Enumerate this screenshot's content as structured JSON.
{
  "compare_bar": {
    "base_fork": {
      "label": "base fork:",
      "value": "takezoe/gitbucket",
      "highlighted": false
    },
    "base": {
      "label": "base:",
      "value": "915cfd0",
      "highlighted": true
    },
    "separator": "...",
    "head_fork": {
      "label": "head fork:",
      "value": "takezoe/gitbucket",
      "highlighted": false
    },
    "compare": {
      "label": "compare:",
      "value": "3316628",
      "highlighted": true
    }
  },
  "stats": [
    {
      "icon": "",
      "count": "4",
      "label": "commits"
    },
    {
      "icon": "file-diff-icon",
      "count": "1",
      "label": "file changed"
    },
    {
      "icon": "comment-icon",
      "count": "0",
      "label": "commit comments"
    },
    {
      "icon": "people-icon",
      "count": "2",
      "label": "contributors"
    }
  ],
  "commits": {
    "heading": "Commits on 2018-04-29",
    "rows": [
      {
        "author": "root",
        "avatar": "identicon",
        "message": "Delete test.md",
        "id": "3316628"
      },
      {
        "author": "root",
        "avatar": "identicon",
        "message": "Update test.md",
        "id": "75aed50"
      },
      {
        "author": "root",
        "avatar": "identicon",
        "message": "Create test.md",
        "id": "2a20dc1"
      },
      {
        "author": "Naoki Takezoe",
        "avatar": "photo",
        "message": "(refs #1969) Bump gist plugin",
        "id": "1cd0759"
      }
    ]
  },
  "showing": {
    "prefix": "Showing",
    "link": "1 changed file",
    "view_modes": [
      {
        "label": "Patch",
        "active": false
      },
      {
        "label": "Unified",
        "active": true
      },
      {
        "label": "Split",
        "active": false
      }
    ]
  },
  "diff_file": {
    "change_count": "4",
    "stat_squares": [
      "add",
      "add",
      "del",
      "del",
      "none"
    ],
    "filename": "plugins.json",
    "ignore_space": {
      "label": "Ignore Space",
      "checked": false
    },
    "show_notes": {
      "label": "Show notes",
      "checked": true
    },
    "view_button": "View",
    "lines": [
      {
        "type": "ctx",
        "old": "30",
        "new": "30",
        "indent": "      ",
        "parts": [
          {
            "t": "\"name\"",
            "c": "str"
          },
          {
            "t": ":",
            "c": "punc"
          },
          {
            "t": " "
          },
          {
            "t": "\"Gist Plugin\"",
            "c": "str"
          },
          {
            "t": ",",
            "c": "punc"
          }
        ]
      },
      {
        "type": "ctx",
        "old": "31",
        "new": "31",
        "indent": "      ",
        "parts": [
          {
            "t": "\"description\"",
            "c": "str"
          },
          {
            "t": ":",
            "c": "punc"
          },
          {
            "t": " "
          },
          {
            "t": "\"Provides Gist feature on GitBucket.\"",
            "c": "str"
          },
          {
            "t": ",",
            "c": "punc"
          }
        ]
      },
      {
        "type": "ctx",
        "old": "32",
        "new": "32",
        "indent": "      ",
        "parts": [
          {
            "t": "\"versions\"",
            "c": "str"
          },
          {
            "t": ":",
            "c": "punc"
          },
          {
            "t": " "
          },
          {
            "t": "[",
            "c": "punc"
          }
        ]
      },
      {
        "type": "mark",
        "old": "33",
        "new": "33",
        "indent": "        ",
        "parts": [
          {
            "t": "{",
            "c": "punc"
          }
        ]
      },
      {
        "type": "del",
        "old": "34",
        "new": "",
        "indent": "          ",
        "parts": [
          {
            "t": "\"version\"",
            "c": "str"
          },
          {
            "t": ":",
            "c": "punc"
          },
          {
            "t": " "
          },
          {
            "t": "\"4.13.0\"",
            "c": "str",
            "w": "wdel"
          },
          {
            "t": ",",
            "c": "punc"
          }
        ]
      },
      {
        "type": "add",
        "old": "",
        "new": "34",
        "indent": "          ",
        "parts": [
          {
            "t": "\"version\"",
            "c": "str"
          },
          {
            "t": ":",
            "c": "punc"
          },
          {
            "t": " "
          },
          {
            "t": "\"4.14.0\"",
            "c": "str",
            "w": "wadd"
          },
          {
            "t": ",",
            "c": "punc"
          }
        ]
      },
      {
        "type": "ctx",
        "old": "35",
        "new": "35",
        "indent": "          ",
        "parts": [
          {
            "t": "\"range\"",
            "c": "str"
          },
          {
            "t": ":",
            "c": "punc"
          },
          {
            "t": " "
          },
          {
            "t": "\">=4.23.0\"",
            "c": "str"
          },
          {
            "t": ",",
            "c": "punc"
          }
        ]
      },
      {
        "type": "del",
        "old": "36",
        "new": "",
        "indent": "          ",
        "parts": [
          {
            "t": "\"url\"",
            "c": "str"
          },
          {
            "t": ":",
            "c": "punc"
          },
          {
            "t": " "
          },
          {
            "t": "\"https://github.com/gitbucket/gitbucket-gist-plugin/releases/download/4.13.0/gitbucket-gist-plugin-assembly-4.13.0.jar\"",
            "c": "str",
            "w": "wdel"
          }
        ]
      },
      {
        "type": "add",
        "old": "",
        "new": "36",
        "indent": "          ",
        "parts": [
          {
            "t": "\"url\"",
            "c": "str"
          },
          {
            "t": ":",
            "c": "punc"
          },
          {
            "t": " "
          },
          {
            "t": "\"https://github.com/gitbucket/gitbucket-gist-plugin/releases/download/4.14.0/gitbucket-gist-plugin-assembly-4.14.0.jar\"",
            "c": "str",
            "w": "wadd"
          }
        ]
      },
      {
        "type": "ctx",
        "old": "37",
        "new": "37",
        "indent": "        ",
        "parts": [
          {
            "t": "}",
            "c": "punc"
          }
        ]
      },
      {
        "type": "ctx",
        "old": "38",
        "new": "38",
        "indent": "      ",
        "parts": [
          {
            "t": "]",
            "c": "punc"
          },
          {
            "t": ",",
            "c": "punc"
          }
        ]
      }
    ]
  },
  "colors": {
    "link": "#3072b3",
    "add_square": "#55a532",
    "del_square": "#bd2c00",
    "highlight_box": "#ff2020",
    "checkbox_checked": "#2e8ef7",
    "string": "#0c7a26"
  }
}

## What you will do:
Here, the records must be output exactly and in full.

## Answer for the task:
Enumerate this screenshot's content as structured JSON.
{
  "compare_bar": {
    "base_fork": {
      "label": "base fork:",
      "value": "takezoe/gitbucket",
      "highlighted": false
    },
    "base": {
      "label": "base:",
      "value": "915cfd0",
      "highlighted": true
    },
    "separator": "...",
    "head_fork": {
      "label": "head fork:",
      "value": "takezoe/gitbucket",
      "highlighted": false
    },
    "compare": {
      "label": "compare:",
      "value": "3316628",
      "highlighted": true
    }
  },
  "stats": [
    {
      "icon": "",
      "count": "4",
      "label": "commits"
    },
    {
      "icon": "file-diff-icon",
      "count": "1",
      "label": "file changed"
    },
    {
      "icon": "comment-icon",
      "count": "0",
      "label": "commit comments"
    },
    {
      "icon": "people-icon",
      "count": "2",
      "label": "contributors"
    }
  ],
  "commits": {
    "heading": "Commits on 2018-04-29",
    "rows": [
      {
        "author": "root",
        "avatar": "identicon",
        "message": "Delete test.md",
        "id": "3316628"
      },
      {
        "author": "root",
        "avatar": "identicon",
        "message": "Update test.md",
        "id": "75aed50"
      },
      {
        "author": "root",
        "avatar": "identicon",
        "message": "Create test.md",
        "id": "2a20dc1"
      },
      {
        "author": "Naoki Takezoe",
        "avatar": "photo",
        "message": "(refs #1969) Bump gist plugin",
        "id": "1cd0759"
      }
    ]
  },
  "showing": {
    "prefix": "Showing",
    "link": "1 changed file",
    "view_modes": [
      {
        "label": "Patch",
        "active": false
      },
      {
        "label": "Unified",
        "active": true
      },
      {
        "label": "Split",
        "active": false
      }
    ]
  },
  "diff_file": {
    "change_count": "4",
    "stat_squares": [
      "add",
      "add",
      "del",
      "del",
      "none"
    ],
    "filename": "plugins.json",
    "ignore_space": {
      "label": "Ignore Space",
      "checked": false
    },
    "show_notes": {
      "label": "Show notes",
      "checked": true
    },
    "view_button": "View",
    "lines": [
      {
        "type": "ctx",
        "old": "30",
        "new": "30",
        "indent": "      ",
        "parts": [
          {
            "t": "\"name\"",
            "c": "str"
          },
          {
            "t": ":",
            "c": "punc"
          },
          {
            "t": " "
          },
          {
            "t": "\"Gist Plugin\"",
            "c": "str"
          },
          {
            "t": ",",
            "c": "punc"
          }
        ]
      },
      {
        "type": "ctx",
        "old": "31",
        "new": "31",
        "indent": "      ",
        "parts": [
          {
            "t": "\"description\"",
            "c": "str"
          },
          {
            "t": ":",
            "c": "punc"
          },
          {
            "t": " "
          },
          {
            "t": "\"Provides Gist feature on GitBucket.\"",
            "c": "str"
          },
          {
            "t": ",",
            "c": "punc"
          }
        ]
      },
      {
        "type": "ctx",
        "old": "32",
        "new": "32",
        "indent": "      ",
        "parts": [
          {
            "t": "\"versions\"",
            "c": "str"
          },
          {
            "t": ":",
            "c": "punc"
          },
          {
            "t": " "
          },
          {
            "t": "[",
            "c": "punc"
          }
        ]
      },
      {
        "type": "mark",
        "old": "33",
        "new": "33",
        "indent": "        ",
        "parts": [
          {
            "t": "{",
            "c": "punc"
          }
        ]
      },
      {
        "type": "del",
        "old": "34",
        "new": "",
        "indent": "          ",
        "parts": [
          {
            "t": "\"version\"",
            "c": "str"
          },
          {
            "t": ":",
            "c": "punc"
          },
          {
            "t": " "
          },
          {
            "t": "\"4.13.0\"",
            "c": "str",
            "w": "wdel"
          },
          {
            "t": ",",
            "c": "punc"
          }
        ]
      },
      {
        "type": "add",
        "old": "",
        "new": "34",
        "indent": "          ",
        "parts": [
          {
            "t": "\"version\"",
            "c": "str"
          },
          {
            "t": ":",
            "c": "punc"
          },
          {
            "t": " "
          },
          {
            "t": "\"4.14.0\"",
            "c": "str",
            "w": "wadd"
          },
          {
            "t": ",",
            "c": "punc"
          }
        ]
      },
      {
        "type": "ctx",
        "old": "35",
        "new": "35",
        "indent": "          ",
        "parts": [
          {
            "t": "\"range\"",
            "c": "str"
          },
          {
            "t": ":",
            "c": "punc"
          },
          {
            "t": " "
          },
          {
            "t": "\">=4.23.0\"",
            "c": "str"
          },
          {
            "t": ",",
            "c": "punc"
          }
        ]
      },
      {
        "type": "del",
        "old": "36",
        "new": "",
        "indent": "          ",
        "parts": [
          {
            "t": "\"url\"",
            "c": "str"
          },
          {
            "t": ":",
            "c": "punc"
          },
          {
            "t": " "
          },
          {
            "t": "\"https://github.com/gitbucket/gitbucket-gist-plugin/releases/download/4.13.0/gitbucket-gist-plugin-assembly-4.13.0.jar\"",
            "c": "str",
            "w": "wdel"
          }
        ]
      },
      {
        "type": "add",
        "old": "",
        "new": "36",
        "indent": "          ",
        "parts": [
          {
            "t": "\"url\"",
            "c": "str"
          },
          {
            "t": ":",
            "c": "punc"
          },
          {
            "t": " "
          },
          {
            "t": "\"https://github.com/gitbucket/gitbucket-gist-plugin/releases/download/4.14.0/gitbucket-gist-plugin-assembly-4.14.0.jar\"",
            "c": "str",
            "w": "wadd"
          }
        ]
      },
      {
        "type": "ctx",
        "old": "37",
        "new": "37",
        "indent": "        ",
        "parts": [
          {
            "t": "}",
            "c": "punc"
          }
        ]
      },
      {
        "type": "ctx",
        "old": "38",
        "new": "38",
        "indent": "      ",
        "parts": [
          {
            "t": "]",
            "c": "punc"
          },
          {
            "t": ",",
            "c": "punc"
          }
        ]
      }
    ]
  },
  "colors": {
    "link": "#3072b3",
    "add_square": "#55a532",
    "del_square": "#bd2c00",
    "highlight_box": "#ff2020",
    "checkbox_checked": "#2e8ef7",
    "string": "#0c7a26"
  }
}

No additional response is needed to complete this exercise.